GOAL
Leaving out the pictures, please retype each record exactly.

[Dataset entries on figures]
···

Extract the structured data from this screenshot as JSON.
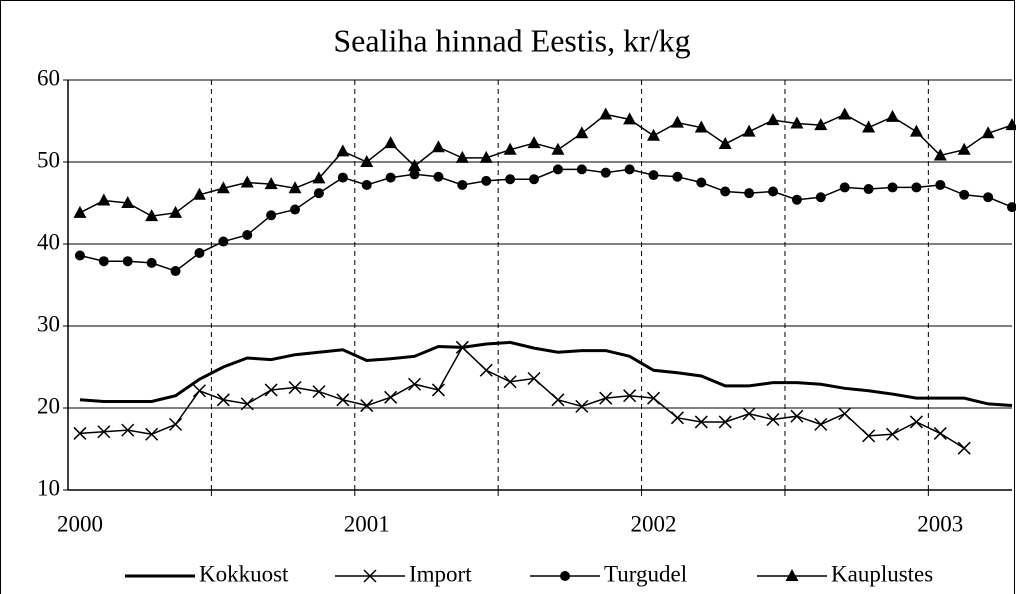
{
  "chart_data": {
    "type": "line",
    "title": "Sealiha hinnad Eestis, kr/kg",
    "x": [
      0,
      1,
      2,
      3,
      4,
      5,
      6,
      7,
      8,
      9,
      10,
      11,
      12,
      13,
      14,
      15,
      16,
      17,
      18,
      19,
      20,
      21,
      22,
      23,
      24,
      25,
      26,
      27,
      28,
      29,
      30,
      31,
      32,
      33,
      34,
      35,
      36,
      37,
      38,
      39
    ],
    "series": [
      {
        "name": "Kokkuost",
        "color": "#000000",
        "marker": "none",
        "values": [
          21.0,
          20.8,
          20.8,
          20.8,
          21.5,
          23.5,
          25.0,
          26.1,
          25.9,
          26.5,
          26.8,
          27.1,
          25.8,
          26.0,
          26.3,
          27.5,
          27.4,
          27.8,
          28.0,
          27.3,
          26.8,
          27.0,
          27.0,
          26.3,
          24.6,
          24.3,
          23.9,
          22.7,
          22.7,
          23.1,
          23.1,
          22.9,
          22.4,
          22.1,
          21.7,
          21.2,
          21.2,
          21.2,
          20.5,
          20.3
        ]
      },
      {
        "name": "Import",
        "color": "#000000",
        "marker": "x",
        "values": [
          16.9,
          17.1,
          17.3,
          16.8,
          18.0,
          22.1,
          21.0,
          20.5,
          22.2,
          22.5,
          22.0,
          21.0,
          20.3,
          21.3,
          22.9,
          22.2,
          27.4,
          24.6,
          23.2,
          23.6,
          21.0,
          20.2,
          21.2,
          21.5,
          21.2,
          18.8,
          18.3,
          18.3,
          19.3,
          18.6,
          19.0,
          18.0,
          19.3,
          16.6,
          16.8,
          18.3,
          16.9,
          15.1,
          null,
          null
        ]
      },
      {
        "name": "Turgudel",
        "color": "#000000",
        "marker": "circle",
        "values": [
          38.6,
          37.9,
          37.9,
          37.7,
          36.7,
          38.9,
          40.3,
          41.1,
          43.5,
          44.2,
          46.2,
          48.1,
          47.2,
          48.1,
          48.5,
          48.2,
          47.2,
          47.7,
          47.9,
          47.9,
          49.1,
          49.1,
          48.7,
          49.1,
          48.4,
          48.2,
          47.5,
          46.4,
          46.2,
          46.4,
          45.4,
          45.7,
          46.9,
          46.7,
          46.9,
          46.9,
          47.2,
          46.0,
          45.7,
          44.5
        ]
      },
      {
        "name": "Kauplustes",
        "color": "#000000",
        "marker": "triangle",
        "values": [
          43.8,
          45.3,
          45.0,
          43.4,
          43.8,
          46.0,
          46.8,
          47.5,
          47.3,
          46.8,
          48.0,
          51.3,
          50.0,
          52.3,
          49.5,
          51.8,
          50.5,
          50.5,
          51.5,
          52.3,
          51.5,
          53.5,
          55.8,
          55.2,
          53.2,
          54.8,
          54.2,
          52.2,
          53.7,
          55.1,
          54.7,
          54.5,
          55.8,
          54.2,
          55.5,
          53.7,
          50.8,
          51.5,
          53.5,
          54.5
        ]
      }
    ],
    "xlim": [
      -0.5,
      39
    ],
    "xticks": [
      {
        "value": 0,
        "label": "2000"
      },
      {
        "value": 12,
        "label": "2001"
      },
      {
        "value": 24,
        "label": "2002"
      },
      {
        "value": 36,
        "label": "2003"
      }
    ],
    "x_gridlines": [
      5.5,
      11.5,
      17.5,
      23.5,
      29.5,
      35.5
    ],
    "ylim": [
      10,
      60
    ],
    "yticks": [
      10,
      20,
      30,
      40,
      50,
      60
    ],
    "grid": true,
    "legend": "bottom"
  }
}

···

SOLUTION TO THE PROBLEM
Extract the structured data from this screenshot as JSON.
{
  "chart_data": {
    "type": "line",
    "title": "Sealiha hinnad Eestis, kr/kg",
    "x": [
      0,
      1,
      2,
      3,
      4,
      5,
      6,
      7,
      8,
      9,
      10,
      11,
      12,
      13,
      14,
      15,
      16,
      17,
      18,
      19,
      20,
      21,
      22,
      23,
      24,
      25,
      26,
      27,
      28,
      29,
      30,
      31,
      32,
      33,
      34,
      35,
      36,
      37,
      38,
      39
    ],
    "series": [
      {
        "name": "Kokkuost",
        "color": "#000000",
        "marker": "none",
        "values": [
          21.0,
          20.8,
          20.8,
          20.8,
          21.5,
          23.5,
          25.0,
          26.1,
          25.9,
          26.5,
          26.8,
          27.1,
          25.8,
          26.0,
          26.3,
          27.5,
          27.4,
          27.8,
          28.0,
          27.3,
          26.8,
          27.0,
          27.0,
          26.3,
          24.6,
          24.3,
          23.9,
          22.7,
          22.7,
          23.1,
          23.1,
          22.9,
          22.4,
          22.1,
          21.7,
          21.2,
          21.2,
          21.2,
          20.5,
          20.3
        ]
      },
      {
        "name": "Import",
        "color": "#000000",
        "marker": "x",
        "values": [
          16.9,
          17.1,
          17.3,
          16.8,
          18.0,
          22.1,
          21.0,
          20.5,
          22.2,
          22.5,
          22.0,
          21.0,
          20.3,
          21.3,
          22.9,
          22.2,
          27.4,
          24.6,
          23.2,
          23.6,
          21.0,
          20.2,
          21.2,
          21.5,
          21.2,
          18.8,
          18.3,
          18.3,
          19.3,
          18.6,
          19.0,
          18.0,
          19.3,
          16.6,
          16.8,
          18.3,
          16.9,
          15.1,
          null,
          null
        ]
      },
      {
        "name": "Turgudel",
        "color": "#000000",
        "marker": "circle",
        "values": [
          38.6,
          37.9,
          37.9,
          37.7,
          36.7,
          38.9,
          40.3,
          41.1,
          43.5,
          44.2,
          46.2,
          48.1,
          47.2,
          48.1,
          48.5,
          48.2,
          47.2,
          47.7,
          47.9,
          47.9,
          49.1,
          49.1,
          48.7,
          49.1,
          48.4,
          48.2,
          47.5,
          46.4,
          46.2,
          46.4,
          45.4,
          45.7,
          46.9,
          46.7,
          46.9,
          46.9,
          47.2,
          46.0,
          45.7,
          44.5
        ]
      },
      {
        "name": "Kauplustes",
        "color": "#000000",
        "marker": "triangle",
        "values": [
          43.8,
          45.3,
          45.0,
          43.4,
          43.8,
          46.0,
          46.8,
          47.5,
          47.3,
          46.8,
          48.0,
          51.3,
          50.0,
          52.3,
          49.5,
          51.8,
          50.5,
          50.5,
          51.5,
          52.3,
          51.5,
          53.5,
          55.8,
          55.2,
          53.2,
          54.8,
          54.2,
          52.2,
          53.7,
          55.1,
          54.7,
          54.5,
          55.8,
          54.2,
          55.5,
          53.7,
          50.8,
          51.5,
          53.5,
          54.5
        ]
      }
    ],
    "xlim": [
      -0.5,
      39
    ],
    "xticks": [
      {
        "value": 0,
        "label": "2000"
      },
      {
        "value": 12,
        "label": "2001"
      },
      {
        "value": 24,
        "label": "2002"
      },
      {
        "value": 36,
        "label": "2003"
      }
    ],
    "x_gridlines": [
      5.5,
      11.5,
      17.5,
      23.5,
      29.5,
      35.5
    ],
    "ylim": [
      10,
      60
    ],
    "yticks": [
      10,
      20,
      30,
      40,
      50,
      60
    ],
    "grid": true,
    "legend": "bottom"
  }
}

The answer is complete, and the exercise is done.